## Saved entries
★ ★ ★

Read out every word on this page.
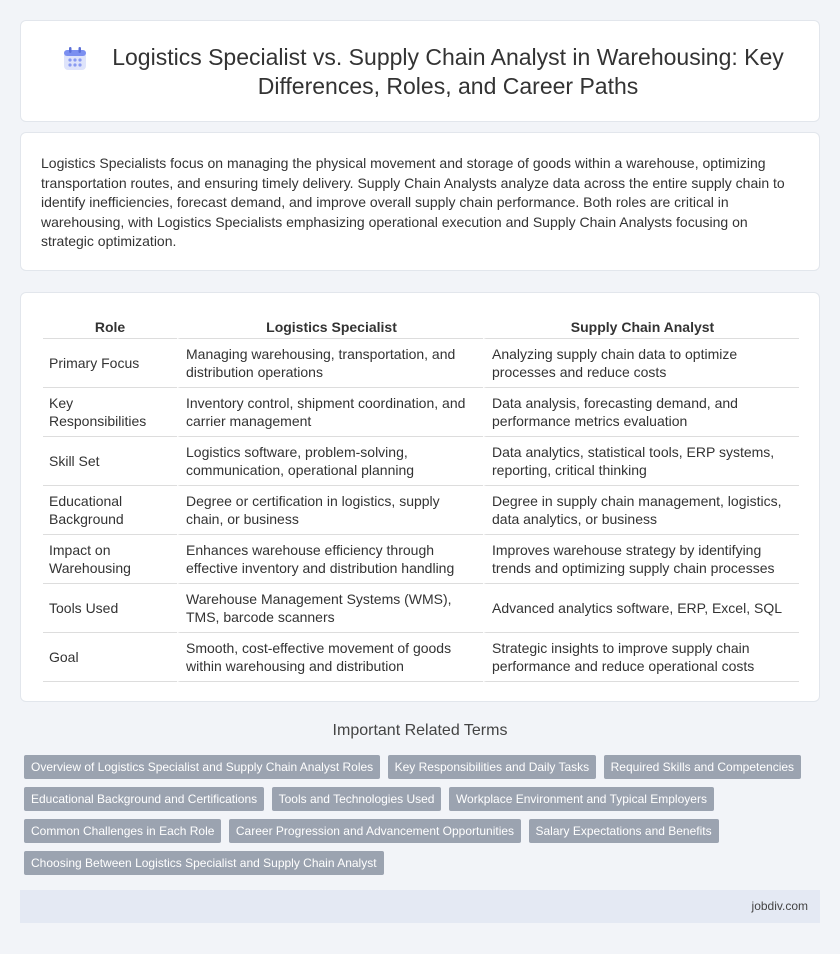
Logistics Specialist vs. Supply Chain Analyst in Warehousing: Key Differences, Roles, and Career Paths

Logistics Specialists focus on managing the physical movement and storage of goods within a warehouse, optimizing transportation routes, and ensuring timely delivery. Supply Chain Analysts analyze data across the entire supply chain to identify inefficiencies, forecast demand, and improve overall supply chain performance. Both roles are critical in warehousing, with Logistics Specialists emphasizing operational execution and Supply Chain Analysts focusing on strategic optimization.

Role	Logistics Specialist	Supply Chain Analyst
Primary Focus	Managing warehousing, transportation, and distribution operations	Analyzing supply chain data to optimize processes and reduce costs
Key Responsibilities	Inventory control, shipment coordination, and carrier management	Data analysis, forecasting demand, and performance metrics evaluation
Skill Set	Logistics software, problem-solving, communication, operational planning	Data analytics, statistical tools, ERP systems, reporting, critical thinking
Educational Background	Degree or certification in logistics, supply chain, or business	Degree in supply chain management, logistics, data analytics, or business
Impact on Warehousing	Enhances warehouse efficiency through effective inventory and distribution handling	Improves warehouse strategy by identifying trends and optimizing supply chain processes
Tools Used	Warehouse Management Systems (WMS), TMS, barcode scanners	Advanced analytics software, ERP, Excel, SQL
Goal	Smooth, cost-effective movement of goods within warehousing and distribution	Strategic insights to improve supply chain performance and reduce operational costs
Important Related Terms
Overview of Logistics Specialist and Supply Chain Analyst Roles Key Responsibilities and Daily Tasks Required Skills and Competencies Educational Background and Certifications Tools and Technologies Used Workplace Environment and Typical Employers Common Challenges in Each Role Career Progression and Advancement Opportunities Salary Expectations and Benefits Choosing Between Logistics Specialist and Supply Chain Analyst
jobdiv.com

★ ★ ★

## WHAT IS BEING ASKED
Scan the listing above and identify each line holding the string "distribution"; copy every such line.

## WRITTEN ANSWER
Primary Focus	Managing warehousing, transportation, and distribution operations	Analyzing supply chain data to optimize processes and reduce costs
Impact on Warehousing	Enhances warehouse efficiency through effective inventory and distribution handling	Improves warehouse strategy by identifying trends and optimizing supply chain processes
Goal	Smooth, cost-effective movement of goods within warehousing and distribution	Strategic insights to improve supply chain performance and reduce operational costs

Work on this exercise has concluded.